### [PROBLEM DETAILS]
Each line that holds the word "перед" is to be identified and copied.

Dataset items:
******************************
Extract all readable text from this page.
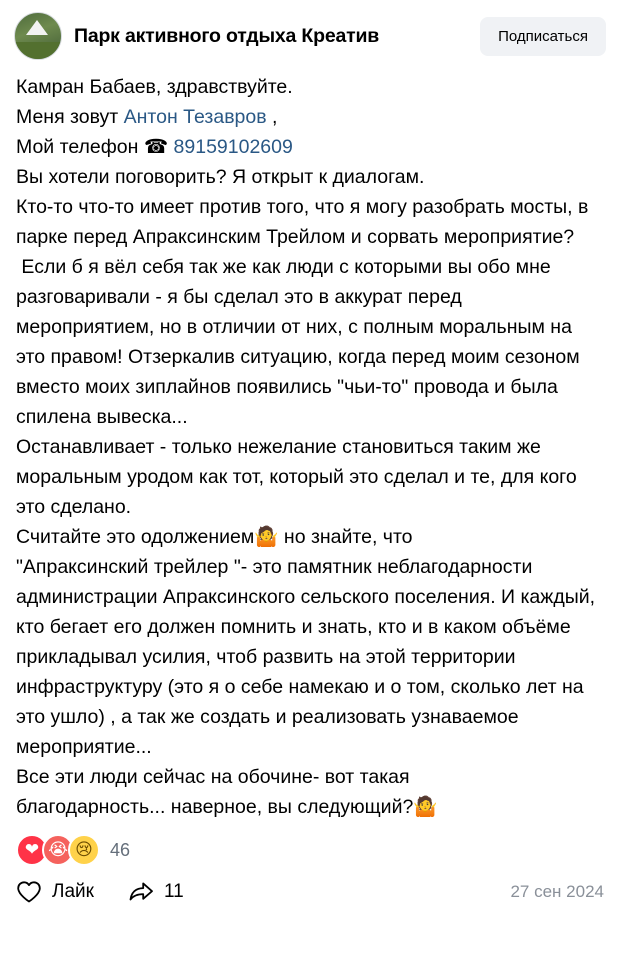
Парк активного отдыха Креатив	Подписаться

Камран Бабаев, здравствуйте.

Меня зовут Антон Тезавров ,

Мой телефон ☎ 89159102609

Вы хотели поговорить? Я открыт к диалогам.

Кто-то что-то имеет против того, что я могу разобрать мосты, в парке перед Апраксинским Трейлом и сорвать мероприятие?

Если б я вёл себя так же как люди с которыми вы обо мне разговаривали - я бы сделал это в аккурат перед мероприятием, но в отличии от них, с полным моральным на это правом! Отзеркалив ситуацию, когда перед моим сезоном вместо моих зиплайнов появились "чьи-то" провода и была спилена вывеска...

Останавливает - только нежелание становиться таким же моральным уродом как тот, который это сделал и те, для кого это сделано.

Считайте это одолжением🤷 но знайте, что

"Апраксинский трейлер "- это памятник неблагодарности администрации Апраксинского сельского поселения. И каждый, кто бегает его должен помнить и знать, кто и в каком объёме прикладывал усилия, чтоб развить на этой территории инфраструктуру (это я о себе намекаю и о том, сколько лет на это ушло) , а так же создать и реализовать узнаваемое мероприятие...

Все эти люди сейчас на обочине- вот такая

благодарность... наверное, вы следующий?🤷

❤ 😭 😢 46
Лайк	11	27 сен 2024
******************************
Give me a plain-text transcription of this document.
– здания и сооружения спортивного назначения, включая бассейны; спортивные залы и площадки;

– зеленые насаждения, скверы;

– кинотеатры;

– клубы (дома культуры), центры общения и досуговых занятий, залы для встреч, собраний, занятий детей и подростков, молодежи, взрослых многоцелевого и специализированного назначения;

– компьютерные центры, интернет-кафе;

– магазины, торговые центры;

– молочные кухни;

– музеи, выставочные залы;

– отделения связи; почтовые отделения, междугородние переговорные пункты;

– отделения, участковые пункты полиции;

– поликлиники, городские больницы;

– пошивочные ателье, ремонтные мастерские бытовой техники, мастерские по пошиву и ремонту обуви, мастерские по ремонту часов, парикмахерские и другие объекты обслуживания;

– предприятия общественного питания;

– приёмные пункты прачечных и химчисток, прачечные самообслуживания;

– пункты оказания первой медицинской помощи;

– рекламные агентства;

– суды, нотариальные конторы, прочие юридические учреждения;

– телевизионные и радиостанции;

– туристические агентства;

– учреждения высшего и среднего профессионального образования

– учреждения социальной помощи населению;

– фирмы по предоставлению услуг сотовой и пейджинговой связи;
******************************
### [ANSWER]
Кто-то что-то имеет против того, что я могу разобрать мосты, в парке перед Апраксинским Трейлом и сорвать мероприятие?
Если б я вёл себя так же как люди с которыми вы обо мне разговаривали - я бы сделал это в аккурат перед мероприятием, но в отличии от них, с полным моральным на это правом! Отзеркалив ситуацию, когда перед моим сезоном вместо моих зиплайнов появились "чьи-то" провода и была спилена вывеска...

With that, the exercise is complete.